Data rows:

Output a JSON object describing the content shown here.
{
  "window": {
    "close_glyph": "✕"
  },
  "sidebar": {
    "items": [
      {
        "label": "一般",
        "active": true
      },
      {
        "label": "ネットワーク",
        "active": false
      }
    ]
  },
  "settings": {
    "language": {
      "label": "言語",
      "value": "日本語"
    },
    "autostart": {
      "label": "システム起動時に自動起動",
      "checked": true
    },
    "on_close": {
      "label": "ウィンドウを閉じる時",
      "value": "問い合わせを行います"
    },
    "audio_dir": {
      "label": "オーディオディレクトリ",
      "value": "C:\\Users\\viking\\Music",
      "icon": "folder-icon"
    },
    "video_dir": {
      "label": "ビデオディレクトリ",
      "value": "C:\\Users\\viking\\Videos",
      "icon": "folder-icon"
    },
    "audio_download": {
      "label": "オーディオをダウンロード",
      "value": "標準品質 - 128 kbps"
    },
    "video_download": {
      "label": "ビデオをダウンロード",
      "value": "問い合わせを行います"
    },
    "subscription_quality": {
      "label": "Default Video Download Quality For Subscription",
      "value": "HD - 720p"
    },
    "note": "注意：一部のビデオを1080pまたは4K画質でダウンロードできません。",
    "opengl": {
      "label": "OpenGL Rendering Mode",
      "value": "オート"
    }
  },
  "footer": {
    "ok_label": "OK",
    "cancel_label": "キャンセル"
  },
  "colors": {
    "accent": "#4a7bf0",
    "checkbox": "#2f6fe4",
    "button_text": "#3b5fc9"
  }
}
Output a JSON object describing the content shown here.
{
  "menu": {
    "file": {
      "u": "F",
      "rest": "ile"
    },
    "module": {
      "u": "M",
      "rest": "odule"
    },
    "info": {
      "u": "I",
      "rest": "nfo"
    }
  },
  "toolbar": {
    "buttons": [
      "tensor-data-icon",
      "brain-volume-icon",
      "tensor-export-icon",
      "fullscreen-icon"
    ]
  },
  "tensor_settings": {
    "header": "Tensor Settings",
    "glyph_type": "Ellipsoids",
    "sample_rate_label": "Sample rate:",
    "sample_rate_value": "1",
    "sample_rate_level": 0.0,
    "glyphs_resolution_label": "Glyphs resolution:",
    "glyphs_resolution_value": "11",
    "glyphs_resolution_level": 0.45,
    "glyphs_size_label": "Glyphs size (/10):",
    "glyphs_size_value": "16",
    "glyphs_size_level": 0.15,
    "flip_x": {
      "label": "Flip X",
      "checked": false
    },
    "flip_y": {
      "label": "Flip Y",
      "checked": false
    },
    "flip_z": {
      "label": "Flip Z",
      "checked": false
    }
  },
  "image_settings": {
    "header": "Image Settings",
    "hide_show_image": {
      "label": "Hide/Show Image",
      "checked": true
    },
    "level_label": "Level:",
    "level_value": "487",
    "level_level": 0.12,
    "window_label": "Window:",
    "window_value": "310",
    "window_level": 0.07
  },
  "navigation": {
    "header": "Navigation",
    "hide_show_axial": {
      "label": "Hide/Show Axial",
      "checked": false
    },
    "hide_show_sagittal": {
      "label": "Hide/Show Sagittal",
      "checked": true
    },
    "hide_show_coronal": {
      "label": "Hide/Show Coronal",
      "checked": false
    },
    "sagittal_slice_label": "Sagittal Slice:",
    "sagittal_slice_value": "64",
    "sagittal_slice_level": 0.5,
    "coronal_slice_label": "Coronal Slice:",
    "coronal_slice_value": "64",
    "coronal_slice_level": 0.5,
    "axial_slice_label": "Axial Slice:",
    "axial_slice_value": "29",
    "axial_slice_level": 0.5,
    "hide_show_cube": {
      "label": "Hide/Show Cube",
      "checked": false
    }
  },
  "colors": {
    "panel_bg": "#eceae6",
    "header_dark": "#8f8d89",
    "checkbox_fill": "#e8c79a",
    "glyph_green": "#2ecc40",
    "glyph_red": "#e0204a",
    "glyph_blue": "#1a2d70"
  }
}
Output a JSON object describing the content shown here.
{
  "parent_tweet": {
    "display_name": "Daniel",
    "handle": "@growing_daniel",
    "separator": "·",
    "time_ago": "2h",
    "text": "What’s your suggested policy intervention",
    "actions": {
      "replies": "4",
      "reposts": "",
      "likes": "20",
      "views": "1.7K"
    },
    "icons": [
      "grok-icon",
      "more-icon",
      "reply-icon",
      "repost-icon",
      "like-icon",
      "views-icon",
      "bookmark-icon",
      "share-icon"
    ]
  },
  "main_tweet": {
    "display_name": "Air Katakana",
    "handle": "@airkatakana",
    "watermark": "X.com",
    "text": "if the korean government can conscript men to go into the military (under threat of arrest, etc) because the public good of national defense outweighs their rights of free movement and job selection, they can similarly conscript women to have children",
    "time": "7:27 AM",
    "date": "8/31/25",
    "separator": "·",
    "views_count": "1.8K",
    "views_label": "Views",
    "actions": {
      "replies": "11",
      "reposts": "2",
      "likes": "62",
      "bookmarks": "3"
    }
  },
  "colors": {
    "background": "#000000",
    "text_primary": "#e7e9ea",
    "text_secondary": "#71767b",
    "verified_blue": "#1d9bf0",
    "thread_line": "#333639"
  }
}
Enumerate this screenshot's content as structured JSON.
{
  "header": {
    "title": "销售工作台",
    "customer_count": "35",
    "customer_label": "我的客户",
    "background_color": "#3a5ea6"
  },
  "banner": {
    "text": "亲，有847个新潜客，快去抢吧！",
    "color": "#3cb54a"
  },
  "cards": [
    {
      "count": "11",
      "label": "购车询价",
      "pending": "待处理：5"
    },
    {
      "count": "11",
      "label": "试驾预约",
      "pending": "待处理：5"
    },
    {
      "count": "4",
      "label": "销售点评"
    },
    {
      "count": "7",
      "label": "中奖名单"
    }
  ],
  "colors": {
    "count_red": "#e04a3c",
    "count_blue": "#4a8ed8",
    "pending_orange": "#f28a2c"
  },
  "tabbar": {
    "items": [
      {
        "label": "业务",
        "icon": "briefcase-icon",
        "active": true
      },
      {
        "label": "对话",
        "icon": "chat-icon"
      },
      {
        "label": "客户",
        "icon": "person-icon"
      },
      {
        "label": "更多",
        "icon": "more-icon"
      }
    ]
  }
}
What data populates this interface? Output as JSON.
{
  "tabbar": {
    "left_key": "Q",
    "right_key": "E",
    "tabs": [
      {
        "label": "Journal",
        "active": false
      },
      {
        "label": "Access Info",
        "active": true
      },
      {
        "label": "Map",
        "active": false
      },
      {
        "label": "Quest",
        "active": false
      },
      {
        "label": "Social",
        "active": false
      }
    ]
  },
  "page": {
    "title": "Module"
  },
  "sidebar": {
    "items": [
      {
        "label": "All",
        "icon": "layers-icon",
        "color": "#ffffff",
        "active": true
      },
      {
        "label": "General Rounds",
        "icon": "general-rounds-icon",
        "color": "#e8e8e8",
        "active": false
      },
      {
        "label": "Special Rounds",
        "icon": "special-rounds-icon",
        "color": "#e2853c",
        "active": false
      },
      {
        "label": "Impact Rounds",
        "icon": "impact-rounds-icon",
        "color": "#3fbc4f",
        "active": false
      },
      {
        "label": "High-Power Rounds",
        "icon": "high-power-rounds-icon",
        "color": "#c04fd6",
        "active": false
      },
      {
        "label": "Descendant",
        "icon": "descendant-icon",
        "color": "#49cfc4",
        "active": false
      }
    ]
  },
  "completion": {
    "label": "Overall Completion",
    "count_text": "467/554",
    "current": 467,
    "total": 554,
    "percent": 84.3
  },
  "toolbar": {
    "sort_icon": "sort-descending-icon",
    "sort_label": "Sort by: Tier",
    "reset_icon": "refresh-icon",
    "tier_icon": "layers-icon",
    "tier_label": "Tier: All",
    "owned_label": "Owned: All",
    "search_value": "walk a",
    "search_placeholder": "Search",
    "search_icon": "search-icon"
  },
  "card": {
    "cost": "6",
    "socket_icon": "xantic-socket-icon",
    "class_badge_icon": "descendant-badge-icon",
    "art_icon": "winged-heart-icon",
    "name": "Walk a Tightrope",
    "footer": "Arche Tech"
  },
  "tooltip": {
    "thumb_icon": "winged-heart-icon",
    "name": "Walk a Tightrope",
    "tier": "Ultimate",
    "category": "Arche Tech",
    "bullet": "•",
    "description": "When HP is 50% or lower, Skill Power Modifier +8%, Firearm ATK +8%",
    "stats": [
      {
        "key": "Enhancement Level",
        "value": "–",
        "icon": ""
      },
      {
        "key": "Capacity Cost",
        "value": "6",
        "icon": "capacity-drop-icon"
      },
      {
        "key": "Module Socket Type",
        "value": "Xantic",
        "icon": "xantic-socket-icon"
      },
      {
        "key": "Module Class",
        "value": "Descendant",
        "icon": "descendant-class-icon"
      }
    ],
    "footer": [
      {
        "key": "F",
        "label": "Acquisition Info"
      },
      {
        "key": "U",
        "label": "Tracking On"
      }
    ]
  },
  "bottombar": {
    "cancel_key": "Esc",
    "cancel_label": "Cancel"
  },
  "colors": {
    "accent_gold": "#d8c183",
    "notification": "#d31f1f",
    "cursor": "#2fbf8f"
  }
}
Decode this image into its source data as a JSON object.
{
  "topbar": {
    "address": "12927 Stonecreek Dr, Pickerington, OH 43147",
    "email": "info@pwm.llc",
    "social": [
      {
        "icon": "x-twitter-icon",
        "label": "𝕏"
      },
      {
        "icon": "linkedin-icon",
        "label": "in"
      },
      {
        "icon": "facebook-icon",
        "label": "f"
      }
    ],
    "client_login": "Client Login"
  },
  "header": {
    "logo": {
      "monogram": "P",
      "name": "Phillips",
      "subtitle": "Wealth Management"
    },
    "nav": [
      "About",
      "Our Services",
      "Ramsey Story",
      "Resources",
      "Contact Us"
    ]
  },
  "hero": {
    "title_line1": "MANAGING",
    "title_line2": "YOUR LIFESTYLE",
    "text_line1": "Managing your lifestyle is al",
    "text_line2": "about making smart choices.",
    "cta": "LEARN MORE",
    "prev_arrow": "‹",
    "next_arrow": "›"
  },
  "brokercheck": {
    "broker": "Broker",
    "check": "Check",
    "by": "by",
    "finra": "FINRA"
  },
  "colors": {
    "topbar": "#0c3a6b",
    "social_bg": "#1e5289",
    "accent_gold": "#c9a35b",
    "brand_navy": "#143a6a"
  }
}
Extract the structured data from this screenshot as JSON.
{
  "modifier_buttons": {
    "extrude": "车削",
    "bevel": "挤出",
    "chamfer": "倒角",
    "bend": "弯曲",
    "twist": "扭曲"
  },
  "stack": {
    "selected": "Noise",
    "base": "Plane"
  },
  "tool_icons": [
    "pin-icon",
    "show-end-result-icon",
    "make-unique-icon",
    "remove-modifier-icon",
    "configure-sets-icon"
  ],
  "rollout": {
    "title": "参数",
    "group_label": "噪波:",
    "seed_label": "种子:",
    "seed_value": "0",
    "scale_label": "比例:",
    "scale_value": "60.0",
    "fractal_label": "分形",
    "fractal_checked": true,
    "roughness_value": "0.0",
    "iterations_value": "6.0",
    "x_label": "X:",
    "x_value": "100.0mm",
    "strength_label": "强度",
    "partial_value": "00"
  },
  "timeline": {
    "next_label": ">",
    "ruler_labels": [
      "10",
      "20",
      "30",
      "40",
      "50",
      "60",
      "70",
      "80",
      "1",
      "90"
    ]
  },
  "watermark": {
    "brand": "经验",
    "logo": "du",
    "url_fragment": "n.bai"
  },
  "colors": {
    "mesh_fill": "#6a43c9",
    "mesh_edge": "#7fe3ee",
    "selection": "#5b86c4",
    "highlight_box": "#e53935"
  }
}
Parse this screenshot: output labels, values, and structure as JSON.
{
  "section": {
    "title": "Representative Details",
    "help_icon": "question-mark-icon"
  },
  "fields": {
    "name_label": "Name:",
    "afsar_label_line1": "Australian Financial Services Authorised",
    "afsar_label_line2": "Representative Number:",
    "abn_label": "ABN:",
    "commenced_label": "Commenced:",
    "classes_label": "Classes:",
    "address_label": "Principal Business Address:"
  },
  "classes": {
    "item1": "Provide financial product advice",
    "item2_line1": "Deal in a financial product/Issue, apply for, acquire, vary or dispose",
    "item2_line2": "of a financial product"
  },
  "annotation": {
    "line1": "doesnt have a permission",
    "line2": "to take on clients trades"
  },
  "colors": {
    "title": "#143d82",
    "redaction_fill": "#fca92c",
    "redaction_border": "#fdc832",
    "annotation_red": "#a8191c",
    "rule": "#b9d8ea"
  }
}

Requirement: Select and copy every line from the records that includes the word "structured".

Problem solution:
Enumerate this screenshot's content as structured JSON.
Extract the structured data from this screenshot as JSON.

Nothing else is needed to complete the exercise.